Records excerpted from a collection:

◇ ◇ ◇ ◇ ◇ ◇ ◇

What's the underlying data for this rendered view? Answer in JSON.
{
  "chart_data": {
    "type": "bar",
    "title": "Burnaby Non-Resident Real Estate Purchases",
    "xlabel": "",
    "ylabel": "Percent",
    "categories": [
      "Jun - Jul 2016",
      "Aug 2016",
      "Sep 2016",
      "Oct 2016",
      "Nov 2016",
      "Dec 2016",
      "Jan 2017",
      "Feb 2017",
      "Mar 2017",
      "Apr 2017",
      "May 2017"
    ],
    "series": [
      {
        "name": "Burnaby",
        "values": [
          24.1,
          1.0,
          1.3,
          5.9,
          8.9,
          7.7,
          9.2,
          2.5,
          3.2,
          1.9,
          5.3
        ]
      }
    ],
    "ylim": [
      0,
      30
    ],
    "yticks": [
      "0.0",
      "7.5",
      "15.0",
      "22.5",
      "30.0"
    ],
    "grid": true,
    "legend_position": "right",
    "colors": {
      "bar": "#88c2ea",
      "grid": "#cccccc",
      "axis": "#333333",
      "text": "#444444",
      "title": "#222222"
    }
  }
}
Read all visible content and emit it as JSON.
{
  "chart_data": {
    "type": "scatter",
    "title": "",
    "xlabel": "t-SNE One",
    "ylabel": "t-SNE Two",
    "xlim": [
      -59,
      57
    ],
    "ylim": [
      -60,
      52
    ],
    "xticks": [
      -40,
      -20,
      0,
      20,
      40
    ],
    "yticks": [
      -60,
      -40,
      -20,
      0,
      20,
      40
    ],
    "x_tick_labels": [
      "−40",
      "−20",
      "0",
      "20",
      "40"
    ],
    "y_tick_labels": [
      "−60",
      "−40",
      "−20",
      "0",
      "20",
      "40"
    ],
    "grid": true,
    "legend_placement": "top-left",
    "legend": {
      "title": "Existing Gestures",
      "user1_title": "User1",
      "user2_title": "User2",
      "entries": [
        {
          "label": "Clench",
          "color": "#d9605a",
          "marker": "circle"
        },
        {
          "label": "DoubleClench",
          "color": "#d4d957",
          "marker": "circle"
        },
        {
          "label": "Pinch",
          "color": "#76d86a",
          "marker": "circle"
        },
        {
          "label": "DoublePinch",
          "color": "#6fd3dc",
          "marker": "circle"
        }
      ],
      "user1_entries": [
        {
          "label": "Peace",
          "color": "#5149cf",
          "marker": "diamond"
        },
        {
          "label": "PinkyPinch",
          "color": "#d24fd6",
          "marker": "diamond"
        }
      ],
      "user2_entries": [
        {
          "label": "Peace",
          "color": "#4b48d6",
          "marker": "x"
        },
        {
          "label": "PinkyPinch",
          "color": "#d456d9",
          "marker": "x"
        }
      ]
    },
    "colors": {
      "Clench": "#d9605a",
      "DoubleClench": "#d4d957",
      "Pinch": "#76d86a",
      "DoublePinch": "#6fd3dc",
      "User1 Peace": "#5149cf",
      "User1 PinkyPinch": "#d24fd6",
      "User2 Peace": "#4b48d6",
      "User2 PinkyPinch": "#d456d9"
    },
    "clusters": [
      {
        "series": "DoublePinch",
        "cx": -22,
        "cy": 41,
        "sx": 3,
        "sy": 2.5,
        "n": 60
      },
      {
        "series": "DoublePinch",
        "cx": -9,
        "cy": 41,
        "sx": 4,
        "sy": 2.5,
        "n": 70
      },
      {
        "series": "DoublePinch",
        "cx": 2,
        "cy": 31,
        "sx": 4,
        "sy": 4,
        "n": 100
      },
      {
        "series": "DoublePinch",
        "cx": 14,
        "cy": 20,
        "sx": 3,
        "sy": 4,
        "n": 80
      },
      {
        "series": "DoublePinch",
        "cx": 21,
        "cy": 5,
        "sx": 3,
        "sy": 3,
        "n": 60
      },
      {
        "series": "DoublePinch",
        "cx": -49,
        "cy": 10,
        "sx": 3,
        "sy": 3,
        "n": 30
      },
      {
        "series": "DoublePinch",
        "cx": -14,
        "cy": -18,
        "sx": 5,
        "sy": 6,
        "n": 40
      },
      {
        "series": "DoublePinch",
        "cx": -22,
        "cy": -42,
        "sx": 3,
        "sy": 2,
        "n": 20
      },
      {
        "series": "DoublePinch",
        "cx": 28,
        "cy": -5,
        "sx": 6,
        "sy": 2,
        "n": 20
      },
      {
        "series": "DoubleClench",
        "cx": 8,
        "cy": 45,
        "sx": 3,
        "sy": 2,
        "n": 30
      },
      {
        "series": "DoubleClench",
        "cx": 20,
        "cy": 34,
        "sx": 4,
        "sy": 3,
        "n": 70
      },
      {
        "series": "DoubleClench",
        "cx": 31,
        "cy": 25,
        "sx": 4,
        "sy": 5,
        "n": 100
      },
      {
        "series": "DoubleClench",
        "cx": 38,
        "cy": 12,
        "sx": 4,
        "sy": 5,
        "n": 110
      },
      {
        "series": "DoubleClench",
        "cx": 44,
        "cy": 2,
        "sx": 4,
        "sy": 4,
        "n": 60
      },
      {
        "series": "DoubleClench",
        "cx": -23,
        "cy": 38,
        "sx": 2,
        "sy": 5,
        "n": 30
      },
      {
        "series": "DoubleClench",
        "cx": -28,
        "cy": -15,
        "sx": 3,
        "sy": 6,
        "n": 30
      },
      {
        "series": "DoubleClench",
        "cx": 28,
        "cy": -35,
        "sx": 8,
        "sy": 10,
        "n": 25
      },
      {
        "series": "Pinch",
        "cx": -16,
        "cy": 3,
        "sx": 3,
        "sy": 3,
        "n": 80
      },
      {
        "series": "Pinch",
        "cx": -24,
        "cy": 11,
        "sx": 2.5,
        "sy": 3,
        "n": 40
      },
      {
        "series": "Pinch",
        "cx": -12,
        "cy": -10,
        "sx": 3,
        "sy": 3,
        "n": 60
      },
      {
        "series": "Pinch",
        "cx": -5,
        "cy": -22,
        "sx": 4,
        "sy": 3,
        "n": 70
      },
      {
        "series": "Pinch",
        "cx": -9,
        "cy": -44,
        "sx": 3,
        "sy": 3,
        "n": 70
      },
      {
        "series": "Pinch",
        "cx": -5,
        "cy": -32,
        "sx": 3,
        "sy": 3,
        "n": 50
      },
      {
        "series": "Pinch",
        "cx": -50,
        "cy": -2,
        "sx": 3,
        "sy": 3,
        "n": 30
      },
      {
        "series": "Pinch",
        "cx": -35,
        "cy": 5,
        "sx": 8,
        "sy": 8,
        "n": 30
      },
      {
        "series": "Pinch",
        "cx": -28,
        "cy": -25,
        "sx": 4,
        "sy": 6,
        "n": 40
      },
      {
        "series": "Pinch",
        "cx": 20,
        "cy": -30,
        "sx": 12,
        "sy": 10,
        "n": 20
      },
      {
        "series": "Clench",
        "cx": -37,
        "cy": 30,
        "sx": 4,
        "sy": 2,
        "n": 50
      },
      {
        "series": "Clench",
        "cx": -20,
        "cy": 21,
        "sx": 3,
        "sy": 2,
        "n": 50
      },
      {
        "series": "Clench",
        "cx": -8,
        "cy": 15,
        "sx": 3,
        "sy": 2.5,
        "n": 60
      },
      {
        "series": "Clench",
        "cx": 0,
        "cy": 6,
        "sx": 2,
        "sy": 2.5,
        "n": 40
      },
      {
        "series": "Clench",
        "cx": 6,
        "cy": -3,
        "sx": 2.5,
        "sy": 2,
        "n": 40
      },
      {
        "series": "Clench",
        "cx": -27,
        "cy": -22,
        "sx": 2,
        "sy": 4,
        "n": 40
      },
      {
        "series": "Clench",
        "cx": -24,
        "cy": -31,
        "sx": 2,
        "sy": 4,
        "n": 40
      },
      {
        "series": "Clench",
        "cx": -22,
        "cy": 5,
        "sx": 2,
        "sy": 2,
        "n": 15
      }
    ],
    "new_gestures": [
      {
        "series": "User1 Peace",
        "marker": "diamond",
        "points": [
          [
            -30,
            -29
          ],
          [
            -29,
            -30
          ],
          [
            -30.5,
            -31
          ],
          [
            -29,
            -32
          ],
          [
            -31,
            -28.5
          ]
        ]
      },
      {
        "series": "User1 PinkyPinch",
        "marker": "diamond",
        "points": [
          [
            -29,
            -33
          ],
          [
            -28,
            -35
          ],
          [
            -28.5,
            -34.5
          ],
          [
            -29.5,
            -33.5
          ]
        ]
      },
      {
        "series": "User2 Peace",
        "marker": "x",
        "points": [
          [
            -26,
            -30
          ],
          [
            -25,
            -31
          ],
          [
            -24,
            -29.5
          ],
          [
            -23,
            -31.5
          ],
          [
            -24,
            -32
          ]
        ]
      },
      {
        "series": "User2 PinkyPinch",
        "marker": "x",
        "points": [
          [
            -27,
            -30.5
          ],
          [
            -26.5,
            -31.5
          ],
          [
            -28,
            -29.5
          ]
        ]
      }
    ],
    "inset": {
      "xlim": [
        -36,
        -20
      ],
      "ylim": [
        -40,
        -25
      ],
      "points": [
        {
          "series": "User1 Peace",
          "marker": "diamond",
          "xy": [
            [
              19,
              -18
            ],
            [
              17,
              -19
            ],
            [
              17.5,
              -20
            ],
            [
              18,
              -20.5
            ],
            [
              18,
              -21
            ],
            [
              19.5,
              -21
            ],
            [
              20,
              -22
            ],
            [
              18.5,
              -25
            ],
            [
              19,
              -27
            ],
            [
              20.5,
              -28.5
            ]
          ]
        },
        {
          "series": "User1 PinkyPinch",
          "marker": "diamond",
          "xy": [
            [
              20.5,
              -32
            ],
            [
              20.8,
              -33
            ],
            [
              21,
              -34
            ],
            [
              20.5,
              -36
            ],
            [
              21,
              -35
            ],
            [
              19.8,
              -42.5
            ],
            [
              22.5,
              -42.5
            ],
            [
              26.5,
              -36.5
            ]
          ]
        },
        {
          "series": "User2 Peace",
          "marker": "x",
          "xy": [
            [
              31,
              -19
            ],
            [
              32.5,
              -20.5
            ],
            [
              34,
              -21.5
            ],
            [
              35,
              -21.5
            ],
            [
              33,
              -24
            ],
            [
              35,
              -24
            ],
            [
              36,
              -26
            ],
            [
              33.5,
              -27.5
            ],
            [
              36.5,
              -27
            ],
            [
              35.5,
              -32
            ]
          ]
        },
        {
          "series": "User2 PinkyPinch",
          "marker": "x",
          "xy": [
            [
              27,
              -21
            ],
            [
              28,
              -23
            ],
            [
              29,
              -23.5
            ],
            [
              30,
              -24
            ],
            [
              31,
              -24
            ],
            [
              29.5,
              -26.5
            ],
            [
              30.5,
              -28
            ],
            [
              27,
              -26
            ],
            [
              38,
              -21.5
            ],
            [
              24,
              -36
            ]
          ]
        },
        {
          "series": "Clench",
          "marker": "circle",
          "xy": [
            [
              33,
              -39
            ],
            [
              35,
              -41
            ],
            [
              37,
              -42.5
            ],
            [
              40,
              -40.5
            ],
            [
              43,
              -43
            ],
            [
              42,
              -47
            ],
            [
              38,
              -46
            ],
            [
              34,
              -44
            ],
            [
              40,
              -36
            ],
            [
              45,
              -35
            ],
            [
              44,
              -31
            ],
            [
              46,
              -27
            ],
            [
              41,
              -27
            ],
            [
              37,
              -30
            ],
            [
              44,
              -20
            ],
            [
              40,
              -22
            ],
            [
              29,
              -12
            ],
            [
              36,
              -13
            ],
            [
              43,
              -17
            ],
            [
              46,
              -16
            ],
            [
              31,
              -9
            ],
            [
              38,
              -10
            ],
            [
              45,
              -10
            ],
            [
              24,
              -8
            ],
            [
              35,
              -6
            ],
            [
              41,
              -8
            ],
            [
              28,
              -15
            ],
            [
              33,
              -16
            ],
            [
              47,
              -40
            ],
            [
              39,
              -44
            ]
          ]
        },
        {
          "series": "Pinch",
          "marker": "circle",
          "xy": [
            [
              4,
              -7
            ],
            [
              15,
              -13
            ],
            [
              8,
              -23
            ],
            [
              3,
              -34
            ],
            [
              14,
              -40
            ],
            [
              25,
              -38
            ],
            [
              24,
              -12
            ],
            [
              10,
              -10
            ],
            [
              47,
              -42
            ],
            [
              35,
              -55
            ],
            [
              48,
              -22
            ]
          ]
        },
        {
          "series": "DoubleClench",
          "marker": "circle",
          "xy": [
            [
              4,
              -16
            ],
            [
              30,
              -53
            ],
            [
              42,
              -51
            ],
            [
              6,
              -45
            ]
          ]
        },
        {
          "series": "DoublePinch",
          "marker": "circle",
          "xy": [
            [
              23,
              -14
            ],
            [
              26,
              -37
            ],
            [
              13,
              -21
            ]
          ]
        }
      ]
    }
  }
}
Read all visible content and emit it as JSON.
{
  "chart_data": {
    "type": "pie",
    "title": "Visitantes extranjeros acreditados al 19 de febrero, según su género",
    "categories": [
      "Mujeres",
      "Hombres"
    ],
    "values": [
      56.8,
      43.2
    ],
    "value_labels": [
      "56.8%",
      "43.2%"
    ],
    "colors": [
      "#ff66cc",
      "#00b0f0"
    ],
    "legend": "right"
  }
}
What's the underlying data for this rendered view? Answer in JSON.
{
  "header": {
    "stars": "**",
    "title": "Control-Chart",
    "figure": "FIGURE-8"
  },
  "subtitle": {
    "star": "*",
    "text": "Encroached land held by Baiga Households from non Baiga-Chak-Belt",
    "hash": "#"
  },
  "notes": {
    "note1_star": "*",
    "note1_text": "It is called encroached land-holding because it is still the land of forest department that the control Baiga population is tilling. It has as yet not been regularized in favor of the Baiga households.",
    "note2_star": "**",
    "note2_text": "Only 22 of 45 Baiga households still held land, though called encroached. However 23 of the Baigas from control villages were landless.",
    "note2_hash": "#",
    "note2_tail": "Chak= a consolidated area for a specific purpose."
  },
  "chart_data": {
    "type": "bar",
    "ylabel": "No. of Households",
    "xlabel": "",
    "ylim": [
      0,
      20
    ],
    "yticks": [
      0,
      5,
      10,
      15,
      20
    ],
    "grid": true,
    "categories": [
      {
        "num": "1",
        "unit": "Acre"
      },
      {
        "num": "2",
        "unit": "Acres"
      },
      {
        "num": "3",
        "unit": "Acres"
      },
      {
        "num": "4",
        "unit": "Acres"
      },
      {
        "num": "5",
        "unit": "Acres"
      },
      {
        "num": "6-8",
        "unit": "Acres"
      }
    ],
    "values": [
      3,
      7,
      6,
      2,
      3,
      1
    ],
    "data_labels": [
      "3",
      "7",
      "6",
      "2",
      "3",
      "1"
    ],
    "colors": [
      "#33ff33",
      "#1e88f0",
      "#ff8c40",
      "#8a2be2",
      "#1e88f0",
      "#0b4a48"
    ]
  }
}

◇ ◇ ◇ ◇ ◇ ◇ ◇

**Set task:**
Using the listing, say how many lines include the word "Burnaby", and add nothing else.

**Response for this exercise:**
2